**Task to carry out:**
Look through the listing below and report how many lines contain "title", as a bare number.

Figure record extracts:
.....

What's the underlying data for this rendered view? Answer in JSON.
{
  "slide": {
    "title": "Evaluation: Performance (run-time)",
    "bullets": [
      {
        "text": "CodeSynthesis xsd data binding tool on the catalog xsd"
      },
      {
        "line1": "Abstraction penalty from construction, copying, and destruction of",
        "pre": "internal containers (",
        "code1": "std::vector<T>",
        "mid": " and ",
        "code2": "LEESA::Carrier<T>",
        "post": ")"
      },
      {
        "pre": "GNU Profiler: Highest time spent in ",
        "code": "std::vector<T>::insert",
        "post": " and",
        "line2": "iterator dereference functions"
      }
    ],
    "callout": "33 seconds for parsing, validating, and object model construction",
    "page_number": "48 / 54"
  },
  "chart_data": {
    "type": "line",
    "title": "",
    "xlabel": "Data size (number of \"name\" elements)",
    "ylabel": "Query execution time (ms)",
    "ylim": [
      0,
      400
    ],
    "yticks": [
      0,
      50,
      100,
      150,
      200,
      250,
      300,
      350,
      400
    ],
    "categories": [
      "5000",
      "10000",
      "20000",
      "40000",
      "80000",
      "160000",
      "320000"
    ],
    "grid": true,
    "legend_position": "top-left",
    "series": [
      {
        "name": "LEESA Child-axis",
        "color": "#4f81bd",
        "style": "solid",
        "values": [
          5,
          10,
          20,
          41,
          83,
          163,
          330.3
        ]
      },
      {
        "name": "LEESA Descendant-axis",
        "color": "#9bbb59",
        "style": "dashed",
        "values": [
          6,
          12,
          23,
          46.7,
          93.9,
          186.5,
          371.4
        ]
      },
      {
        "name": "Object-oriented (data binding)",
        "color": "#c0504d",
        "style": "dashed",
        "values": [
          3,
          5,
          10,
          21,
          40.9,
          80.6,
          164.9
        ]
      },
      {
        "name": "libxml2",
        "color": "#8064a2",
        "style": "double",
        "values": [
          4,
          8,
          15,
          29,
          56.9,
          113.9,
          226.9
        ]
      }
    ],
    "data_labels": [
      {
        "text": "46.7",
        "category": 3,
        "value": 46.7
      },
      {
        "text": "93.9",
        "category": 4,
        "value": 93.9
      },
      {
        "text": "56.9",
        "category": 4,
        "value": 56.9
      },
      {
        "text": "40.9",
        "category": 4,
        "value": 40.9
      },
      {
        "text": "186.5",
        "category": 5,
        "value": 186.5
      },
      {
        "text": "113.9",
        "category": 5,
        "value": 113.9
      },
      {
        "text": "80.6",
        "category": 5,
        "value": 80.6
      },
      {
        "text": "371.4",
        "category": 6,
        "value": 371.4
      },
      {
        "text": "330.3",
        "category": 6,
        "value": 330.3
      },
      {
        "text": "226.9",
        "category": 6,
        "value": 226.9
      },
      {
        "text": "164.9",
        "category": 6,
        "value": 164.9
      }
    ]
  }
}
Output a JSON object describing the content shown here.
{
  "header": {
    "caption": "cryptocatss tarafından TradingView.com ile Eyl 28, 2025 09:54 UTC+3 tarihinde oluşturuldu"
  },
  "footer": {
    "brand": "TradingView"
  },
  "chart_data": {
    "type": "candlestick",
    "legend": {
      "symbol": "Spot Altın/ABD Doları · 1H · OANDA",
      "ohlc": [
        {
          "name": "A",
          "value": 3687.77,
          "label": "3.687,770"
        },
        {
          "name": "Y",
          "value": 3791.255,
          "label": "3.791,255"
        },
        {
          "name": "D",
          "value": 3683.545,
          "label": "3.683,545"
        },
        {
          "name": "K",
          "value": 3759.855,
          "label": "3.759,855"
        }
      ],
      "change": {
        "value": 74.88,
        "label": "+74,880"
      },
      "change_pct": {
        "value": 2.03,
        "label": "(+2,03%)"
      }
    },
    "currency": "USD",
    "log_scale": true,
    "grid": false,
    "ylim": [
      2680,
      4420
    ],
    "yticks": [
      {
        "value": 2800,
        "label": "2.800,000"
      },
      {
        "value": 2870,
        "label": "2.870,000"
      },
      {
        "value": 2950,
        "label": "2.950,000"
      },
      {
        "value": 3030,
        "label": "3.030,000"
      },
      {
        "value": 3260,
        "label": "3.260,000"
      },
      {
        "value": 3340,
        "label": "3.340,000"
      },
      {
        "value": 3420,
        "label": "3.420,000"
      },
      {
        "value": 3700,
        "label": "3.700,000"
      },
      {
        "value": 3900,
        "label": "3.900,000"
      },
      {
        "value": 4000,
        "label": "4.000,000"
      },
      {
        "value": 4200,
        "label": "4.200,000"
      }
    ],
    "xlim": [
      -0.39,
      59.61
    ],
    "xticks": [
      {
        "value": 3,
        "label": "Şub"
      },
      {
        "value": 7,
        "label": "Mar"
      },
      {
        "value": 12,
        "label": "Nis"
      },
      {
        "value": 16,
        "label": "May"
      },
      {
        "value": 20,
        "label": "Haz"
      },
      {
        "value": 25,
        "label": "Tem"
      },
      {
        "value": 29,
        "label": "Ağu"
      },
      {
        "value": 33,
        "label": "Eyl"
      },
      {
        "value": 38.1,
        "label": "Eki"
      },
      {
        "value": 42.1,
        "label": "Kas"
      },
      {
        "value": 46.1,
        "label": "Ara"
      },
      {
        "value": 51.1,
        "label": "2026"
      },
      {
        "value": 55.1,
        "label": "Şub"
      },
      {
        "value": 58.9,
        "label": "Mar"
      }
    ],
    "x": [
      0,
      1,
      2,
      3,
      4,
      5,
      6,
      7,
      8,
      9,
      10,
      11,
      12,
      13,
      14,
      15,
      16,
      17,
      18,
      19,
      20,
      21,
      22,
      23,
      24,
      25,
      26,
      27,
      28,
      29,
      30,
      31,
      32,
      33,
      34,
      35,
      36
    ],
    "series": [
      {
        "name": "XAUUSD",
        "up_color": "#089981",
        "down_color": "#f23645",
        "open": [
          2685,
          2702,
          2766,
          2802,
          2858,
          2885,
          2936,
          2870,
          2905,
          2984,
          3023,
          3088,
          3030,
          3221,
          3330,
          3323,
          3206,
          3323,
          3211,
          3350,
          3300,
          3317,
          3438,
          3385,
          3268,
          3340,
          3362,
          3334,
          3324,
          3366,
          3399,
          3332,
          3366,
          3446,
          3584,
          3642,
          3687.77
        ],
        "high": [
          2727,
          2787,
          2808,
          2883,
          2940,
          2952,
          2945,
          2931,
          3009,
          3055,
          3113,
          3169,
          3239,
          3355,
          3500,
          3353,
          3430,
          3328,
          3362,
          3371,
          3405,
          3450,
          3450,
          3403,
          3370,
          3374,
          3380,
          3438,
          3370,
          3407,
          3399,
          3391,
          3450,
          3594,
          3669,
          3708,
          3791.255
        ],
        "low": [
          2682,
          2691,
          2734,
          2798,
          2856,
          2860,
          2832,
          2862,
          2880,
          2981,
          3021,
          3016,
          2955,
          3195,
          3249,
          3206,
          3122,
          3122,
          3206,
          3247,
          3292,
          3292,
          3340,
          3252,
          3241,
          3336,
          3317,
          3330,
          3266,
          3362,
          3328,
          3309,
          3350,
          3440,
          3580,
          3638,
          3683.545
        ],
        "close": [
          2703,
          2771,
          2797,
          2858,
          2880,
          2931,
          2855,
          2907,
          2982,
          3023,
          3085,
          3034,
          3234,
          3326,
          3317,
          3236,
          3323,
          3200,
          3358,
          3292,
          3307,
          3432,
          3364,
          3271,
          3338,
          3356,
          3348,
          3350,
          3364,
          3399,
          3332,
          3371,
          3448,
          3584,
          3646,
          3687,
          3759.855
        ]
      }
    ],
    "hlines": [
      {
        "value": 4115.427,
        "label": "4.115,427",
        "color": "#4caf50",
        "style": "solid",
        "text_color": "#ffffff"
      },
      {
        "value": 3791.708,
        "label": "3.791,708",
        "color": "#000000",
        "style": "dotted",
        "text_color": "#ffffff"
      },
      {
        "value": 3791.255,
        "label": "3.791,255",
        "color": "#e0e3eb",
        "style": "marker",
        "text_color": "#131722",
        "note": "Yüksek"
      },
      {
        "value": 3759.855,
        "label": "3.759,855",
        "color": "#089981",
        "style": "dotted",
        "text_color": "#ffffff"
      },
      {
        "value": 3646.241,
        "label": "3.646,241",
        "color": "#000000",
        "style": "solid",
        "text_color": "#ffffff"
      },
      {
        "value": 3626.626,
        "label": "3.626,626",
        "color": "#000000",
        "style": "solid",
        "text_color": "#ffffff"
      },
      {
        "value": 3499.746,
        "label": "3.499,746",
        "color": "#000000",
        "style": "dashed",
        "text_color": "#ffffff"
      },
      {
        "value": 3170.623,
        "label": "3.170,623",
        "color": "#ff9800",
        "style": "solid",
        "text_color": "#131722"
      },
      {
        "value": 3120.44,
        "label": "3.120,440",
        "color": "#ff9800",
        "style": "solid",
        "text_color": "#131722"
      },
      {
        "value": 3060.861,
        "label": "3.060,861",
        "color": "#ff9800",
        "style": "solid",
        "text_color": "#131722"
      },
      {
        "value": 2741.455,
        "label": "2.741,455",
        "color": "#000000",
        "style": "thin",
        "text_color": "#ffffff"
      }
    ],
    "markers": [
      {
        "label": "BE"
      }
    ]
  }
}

.....

**Correct result:**
2